§ **QUOTED PASSAGE**
Casanova '73 is a British sitcom broadcast on BBC1 in September and October 1973. Written by Ray Galton and Alan Simpson, the series starred Leslie Phillips as wealthy womaniser Henry Newhouse (the English translation of "casa nova").

Background and plot
Casanova '73 followed an episode of Galton and Simpson Comedy ("The Suit", 1969) for London Weekend Television in which Phillips played Howard Butler, a philandering businessman whose clothes are stolen whilst he is in bed at his secretary's home. As with this series, it also featured Jan Holden as his wife. Casanova '73 was specially written for Phillips.

Henry Newhouse has a successful career in public relations. Although happily married to Carol, he is a compulsive philanderer and leads a double life. His relationships invariably backfire and lead to farcical situations.

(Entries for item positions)
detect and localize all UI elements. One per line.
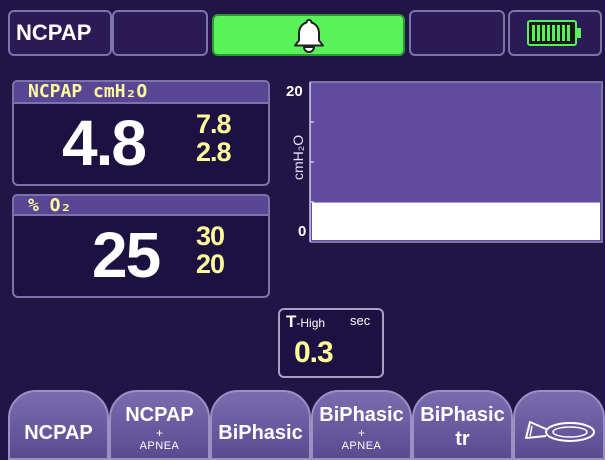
tab-interface[interactable]: [513, 390, 605, 460]
oxygen-panel-title: % O₂: [12, 194, 270, 216]
oxygen-panel[interactable]: 25 30 20: [12, 216, 270, 298]
pressure-limit-low: 2.8: [196, 137, 232, 167]
y-tick-label-min: 0: [298, 223, 306, 240]
bell-icon: [293, 19, 324, 53]
t-high-control[interactable]: T-High sec 0.3: [278, 308, 384, 378]
t-high-unit: sec: [350, 313, 371, 328]
pressure-panel-title: NCPAP cmH₂O: [12, 80, 270, 104]
pressure-limit-high: 7.8: [196, 109, 232, 139]
tab-biphasic[interactable]: BiPhasic: [210, 390, 311, 460]
tab-ncpap-apnea[interactable]: NCPAP + APNEA: [109, 390, 210, 460]
tab-ncpap-apnea-label: NCPAP: [125, 404, 194, 426]
tab-biphasic-apnea[interactable]: BiPhasic + APNEA: [311, 390, 412, 460]
pressure-chart: 20 0 cmH₂O: [282, 80, 603, 244]
tab-ncpap-apnea-plus: +: [155, 426, 163, 440]
t-high-label: T-High: [286, 312, 326, 331]
oxygen-title: % O₂: [28, 195, 72, 216]
tab-biphasic-label: BiPhasic: [218, 422, 303, 444]
mode-label: NCPAP: [16, 20, 92, 45]
pressure-title: NCPAP cmH₂O: [28, 81, 148, 102]
battery-indicator: [508, 10, 602, 56]
t-high-value: 0.3: [294, 336, 334, 369]
y-tick-label-max: 20: [286, 83, 303, 100]
tab-biphasic-apnea-label: BiPhasic: [319, 404, 404, 426]
pressure-value: 4.8: [62, 107, 147, 179]
y-axis-label: cmH₂O: [290, 135, 306, 180]
pressure-bar: [312, 202, 600, 240]
mode-indicator[interactable]: NCPAP: [8, 10, 112, 56]
status-slot-2: [409, 10, 505, 56]
tab-biphasic-tr[interactable]: BiPhasic tr: [412, 390, 513, 460]
battery-icon: [527, 20, 581, 46]
status-slot-1: [112, 10, 208, 56]
nasal-mask-icon: [525, 421, 595, 442]
oxygen-value: 25: [92, 219, 161, 291]
tab-ncpap-label: NCPAP: [24, 422, 93, 444]
tab-biphasic-apnea-sub: APNEA: [341, 440, 382, 452]
tab-ncpap[interactable]: NCPAP: [8, 390, 109, 460]
alarm-button[interactable]: [212, 14, 405, 56]
tab-biphasic-tr-label: BiPhasic: [420, 404, 505, 426]
pressure-panel[interactable]: 4.8 7.8 2.8: [12, 104, 270, 186]
oxygen-limit-low: 20: [196, 249, 225, 279]
oxygen-limit-high: 30: [196, 221, 225, 251]
tab-biphasic-apnea-plus: +: [357, 426, 365, 440]
tab-biphasic-tr-line2: tr: [455, 428, 470, 450]
tab-ncpap-apnea-sub: APNEA: [139, 440, 180, 452]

§ **DESCRIPTION OF THE TASK**
Could you return the stretch of the Casanova '73 article from "Casanova '73 is" through "written for Phillips.", copied word for word? None of these rows is needed.

§ **RESPONSE**
Casanova '73 is a British sitcom broadcast on BBC1 in September and October 1973. Written by Ray Galton and Alan Simpson, the series starred Leslie Phillips as wealthy womaniser Henry Newhouse (the English translation of "casa nova").

Background and plot
Casanova '73 followed an episode of Galton and Simpson Comedy ("The Suit", 1969) for London Weekend Television in which Phillips played Howard Butler, a philandering businessman whose clothes are stolen whilst he is in bed at his secretary's home. As with this series, it also featured Jan Holden as his wife. Casanova '73 was specially written for Phillips.